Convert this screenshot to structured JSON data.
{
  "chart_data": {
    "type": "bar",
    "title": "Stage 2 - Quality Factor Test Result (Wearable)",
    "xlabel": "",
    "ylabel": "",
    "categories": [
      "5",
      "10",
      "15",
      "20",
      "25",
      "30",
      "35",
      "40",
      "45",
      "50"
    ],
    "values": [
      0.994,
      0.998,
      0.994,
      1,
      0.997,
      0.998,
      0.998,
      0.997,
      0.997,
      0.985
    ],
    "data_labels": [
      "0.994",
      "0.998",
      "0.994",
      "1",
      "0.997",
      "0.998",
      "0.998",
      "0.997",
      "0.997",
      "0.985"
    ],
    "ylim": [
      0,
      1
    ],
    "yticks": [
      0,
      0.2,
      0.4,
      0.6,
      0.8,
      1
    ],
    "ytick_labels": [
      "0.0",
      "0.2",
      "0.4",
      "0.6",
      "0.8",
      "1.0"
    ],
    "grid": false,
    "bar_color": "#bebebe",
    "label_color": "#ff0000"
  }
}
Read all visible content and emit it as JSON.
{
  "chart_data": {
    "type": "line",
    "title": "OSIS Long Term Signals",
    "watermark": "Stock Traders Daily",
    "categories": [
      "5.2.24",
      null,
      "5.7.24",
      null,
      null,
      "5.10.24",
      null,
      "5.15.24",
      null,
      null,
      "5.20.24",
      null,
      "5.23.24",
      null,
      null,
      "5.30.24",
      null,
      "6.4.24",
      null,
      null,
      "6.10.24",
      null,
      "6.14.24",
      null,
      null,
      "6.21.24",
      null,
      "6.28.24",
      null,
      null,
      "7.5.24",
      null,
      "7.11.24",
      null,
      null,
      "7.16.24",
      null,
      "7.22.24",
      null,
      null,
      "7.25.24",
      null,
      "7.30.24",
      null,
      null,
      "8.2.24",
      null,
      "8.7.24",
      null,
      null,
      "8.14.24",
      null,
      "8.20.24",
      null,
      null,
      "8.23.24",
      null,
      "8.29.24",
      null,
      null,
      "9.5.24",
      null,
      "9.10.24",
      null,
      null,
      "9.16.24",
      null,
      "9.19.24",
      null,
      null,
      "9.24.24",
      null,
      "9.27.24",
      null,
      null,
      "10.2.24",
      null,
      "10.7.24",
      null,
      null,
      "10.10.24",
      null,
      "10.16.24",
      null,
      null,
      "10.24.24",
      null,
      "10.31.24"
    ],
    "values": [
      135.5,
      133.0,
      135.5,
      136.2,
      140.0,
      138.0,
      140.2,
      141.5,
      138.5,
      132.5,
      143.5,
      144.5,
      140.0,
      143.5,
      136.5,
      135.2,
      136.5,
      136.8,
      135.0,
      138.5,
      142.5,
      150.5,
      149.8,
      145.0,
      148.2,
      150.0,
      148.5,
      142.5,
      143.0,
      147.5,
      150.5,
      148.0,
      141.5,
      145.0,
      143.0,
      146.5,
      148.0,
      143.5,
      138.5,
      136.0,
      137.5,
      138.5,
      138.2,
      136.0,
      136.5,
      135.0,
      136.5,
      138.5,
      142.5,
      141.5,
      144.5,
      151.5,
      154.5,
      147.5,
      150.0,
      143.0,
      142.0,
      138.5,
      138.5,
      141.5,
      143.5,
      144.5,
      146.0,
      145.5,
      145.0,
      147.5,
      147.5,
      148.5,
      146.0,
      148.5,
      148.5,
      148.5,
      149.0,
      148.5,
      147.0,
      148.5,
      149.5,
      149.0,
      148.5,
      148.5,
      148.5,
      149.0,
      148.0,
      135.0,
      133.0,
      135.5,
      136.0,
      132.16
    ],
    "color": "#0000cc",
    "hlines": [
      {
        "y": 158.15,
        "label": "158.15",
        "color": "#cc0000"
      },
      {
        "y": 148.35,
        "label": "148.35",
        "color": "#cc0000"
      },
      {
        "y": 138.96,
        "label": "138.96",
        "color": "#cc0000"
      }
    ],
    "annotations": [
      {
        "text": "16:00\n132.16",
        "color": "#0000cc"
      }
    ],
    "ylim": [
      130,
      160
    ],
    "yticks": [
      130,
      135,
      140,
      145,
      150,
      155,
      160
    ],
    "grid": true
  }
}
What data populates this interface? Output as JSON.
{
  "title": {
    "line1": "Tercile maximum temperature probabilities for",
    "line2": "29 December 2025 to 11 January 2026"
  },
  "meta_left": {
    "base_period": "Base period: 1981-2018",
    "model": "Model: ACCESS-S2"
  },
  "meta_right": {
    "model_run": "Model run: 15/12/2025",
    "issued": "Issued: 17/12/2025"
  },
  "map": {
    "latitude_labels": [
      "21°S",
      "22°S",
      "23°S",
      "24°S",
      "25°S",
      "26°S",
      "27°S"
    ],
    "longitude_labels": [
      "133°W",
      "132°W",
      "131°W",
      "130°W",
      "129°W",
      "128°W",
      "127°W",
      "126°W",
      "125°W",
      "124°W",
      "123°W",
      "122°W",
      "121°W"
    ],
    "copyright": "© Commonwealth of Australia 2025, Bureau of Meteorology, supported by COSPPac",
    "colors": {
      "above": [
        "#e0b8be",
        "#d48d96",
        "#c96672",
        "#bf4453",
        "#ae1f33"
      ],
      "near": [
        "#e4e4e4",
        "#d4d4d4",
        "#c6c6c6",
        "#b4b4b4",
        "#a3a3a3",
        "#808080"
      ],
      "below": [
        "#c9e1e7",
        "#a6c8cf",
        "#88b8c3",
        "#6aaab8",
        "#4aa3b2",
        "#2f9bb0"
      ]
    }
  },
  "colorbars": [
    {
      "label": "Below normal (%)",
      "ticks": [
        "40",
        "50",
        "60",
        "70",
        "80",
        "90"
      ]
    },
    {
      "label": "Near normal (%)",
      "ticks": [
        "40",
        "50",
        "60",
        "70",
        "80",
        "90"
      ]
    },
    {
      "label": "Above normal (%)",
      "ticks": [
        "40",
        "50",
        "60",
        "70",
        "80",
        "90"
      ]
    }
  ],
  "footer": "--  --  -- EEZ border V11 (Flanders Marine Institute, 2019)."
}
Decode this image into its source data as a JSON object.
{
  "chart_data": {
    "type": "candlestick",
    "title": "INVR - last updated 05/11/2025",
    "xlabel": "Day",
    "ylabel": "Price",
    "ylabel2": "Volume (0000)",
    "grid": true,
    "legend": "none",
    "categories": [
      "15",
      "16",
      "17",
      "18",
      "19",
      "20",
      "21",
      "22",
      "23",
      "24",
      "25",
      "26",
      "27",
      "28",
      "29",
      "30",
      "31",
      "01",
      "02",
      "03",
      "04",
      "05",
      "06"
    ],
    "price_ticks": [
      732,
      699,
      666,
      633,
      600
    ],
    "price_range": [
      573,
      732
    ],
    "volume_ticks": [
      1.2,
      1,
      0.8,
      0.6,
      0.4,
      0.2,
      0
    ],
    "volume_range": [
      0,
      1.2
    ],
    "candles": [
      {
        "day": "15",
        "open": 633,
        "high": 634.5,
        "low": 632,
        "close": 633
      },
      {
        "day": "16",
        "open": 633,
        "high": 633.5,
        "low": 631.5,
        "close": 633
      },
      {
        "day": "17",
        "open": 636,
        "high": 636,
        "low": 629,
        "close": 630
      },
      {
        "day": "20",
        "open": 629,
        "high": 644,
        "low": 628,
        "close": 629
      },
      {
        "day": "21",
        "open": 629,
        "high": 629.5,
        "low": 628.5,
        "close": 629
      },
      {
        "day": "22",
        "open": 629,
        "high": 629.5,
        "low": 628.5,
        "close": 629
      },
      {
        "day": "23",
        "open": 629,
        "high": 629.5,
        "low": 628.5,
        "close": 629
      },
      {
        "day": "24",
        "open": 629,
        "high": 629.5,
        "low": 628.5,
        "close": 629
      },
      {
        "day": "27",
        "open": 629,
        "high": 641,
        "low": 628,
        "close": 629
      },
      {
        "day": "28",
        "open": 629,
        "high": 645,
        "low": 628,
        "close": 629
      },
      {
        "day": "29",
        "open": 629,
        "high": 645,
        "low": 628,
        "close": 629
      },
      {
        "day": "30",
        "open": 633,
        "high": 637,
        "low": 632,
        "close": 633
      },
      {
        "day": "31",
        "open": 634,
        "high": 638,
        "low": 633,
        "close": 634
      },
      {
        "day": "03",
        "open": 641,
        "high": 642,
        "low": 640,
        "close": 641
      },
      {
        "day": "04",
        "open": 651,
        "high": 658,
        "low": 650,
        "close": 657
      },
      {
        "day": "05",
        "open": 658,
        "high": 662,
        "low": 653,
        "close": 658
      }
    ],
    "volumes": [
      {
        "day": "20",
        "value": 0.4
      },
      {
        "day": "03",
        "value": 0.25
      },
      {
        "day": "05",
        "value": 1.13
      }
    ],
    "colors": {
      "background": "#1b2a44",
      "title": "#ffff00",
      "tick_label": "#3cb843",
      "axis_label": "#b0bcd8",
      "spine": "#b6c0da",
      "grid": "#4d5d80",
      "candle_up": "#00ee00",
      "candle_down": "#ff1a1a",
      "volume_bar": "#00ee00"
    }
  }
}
= = = =
◆ TASK BRIEF
Select every line of the material above holding the word "grid" and copy it.

◆ SOLUTION TO THIS EXERCISE
    "grid": false,
    "grid": true
    "grid": true,
      "grid": "#4d5d80",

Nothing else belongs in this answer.